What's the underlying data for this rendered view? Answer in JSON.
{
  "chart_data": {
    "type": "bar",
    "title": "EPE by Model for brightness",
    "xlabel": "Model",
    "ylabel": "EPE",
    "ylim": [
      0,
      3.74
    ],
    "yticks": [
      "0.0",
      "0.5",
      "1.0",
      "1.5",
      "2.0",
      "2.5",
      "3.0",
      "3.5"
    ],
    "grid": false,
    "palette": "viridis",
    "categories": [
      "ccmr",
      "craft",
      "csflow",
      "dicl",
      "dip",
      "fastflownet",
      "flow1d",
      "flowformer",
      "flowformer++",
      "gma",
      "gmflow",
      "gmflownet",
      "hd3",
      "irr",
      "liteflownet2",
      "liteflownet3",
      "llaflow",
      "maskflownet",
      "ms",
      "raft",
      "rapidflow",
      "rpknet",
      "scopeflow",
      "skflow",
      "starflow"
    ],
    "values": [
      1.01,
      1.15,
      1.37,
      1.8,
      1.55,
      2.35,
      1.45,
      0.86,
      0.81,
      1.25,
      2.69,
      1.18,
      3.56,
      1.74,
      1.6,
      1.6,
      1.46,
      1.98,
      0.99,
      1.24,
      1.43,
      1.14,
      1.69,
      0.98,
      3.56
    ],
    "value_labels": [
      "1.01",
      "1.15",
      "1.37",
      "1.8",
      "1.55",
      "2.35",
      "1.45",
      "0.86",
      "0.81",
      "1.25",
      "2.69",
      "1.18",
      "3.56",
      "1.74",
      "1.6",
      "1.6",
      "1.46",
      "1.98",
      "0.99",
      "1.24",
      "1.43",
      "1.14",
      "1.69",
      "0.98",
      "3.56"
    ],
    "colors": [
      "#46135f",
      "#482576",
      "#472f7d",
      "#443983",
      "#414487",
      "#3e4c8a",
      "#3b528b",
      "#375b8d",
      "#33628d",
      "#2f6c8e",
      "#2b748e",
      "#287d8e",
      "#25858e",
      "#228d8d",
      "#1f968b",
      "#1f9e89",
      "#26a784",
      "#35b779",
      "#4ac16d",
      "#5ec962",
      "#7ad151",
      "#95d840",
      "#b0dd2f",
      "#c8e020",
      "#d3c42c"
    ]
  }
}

_TASK TO CARRY OUT:_
Go through the records and print each one exactly.

_WRITTEN SOLUTION:_
What's the underlying data for this rendered view? Answer in JSON.
{
  "chart_data": {
    "type": "bar",
    "title": "EPE by Model for brightness",
    "xlabel": "Model",
    "ylabel": "EPE",
    "ylim": [
      0,
      3.74
    ],
    "yticks": [
      "0.0",
      "0.5",
      "1.0",
      "1.5",
      "2.0",
      "2.5",
      "3.0",
      "3.5"
    ],
    "grid": false,
    "palette": "viridis",
    "categories": [
      "ccmr",
      "craft",
      "csflow",
      "dicl",
      "dip",
      "fastflownet",
      "flow1d",
      "flowformer",
      "flowformer++",
      "gma",
      "gmflow",
      "gmflownet",
      "hd3",
      "irr",
      "liteflownet2",
      "liteflownet3",
      "llaflow",
      "maskflownet",
      "ms",
      "raft",
      "rapidflow",
      "rpknet",
      "scopeflow",
      "skflow",
      "starflow"
    ],
    "values": [
      1.01,
      1.15,
      1.37,
      1.8,
      1.55,
      2.35,
      1.45,
      0.86,
      0.81,
      1.25,
      2.69,
      1.18,
      3.56,
      1.74,
      1.6,
      1.6,
      1.46,
      1.98,
      0.99,
      1.24,
      1.43,
      1.14,
      1.69,
      0.98,
      3.56
    ],
    "value_labels": [
      "1.01",
      "1.15",
      "1.37",
      "1.8",
      "1.55",
      "2.35",
      "1.45",
      "0.86",
      "0.81",
      "1.25",
      "2.69",
      "1.18",
      "3.56",
      "1.74",
      "1.6",
      "1.6",
      "1.46",
      "1.98",
      "0.99",
      "1.24",
      "1.43",
      "1.14",
      "1.69",
      "0.98",
      "3.56"
    ],
    "colors": [
      "#46135f",
      "#482576",
      "#472f7d",
      "#443983",
      "#414487",
      "#3e4c8a",
      "#3b528b",
      "#375b8d",
      "#33628d",
      "#2f6c8e",
      "#2b748e",
      "#287d8e",
      "#25858e",
      "#228d8d",
      "#1f968b",
      "#1f9e89",
      "#26a784",
      "#35b779",
      "#4ac16d",
      "#5ec962",
      "#7ad151",
      "#95d840",
      "#b0dd2f",
      "#c8e020",
      "#d3c42c"
    ]
  }
}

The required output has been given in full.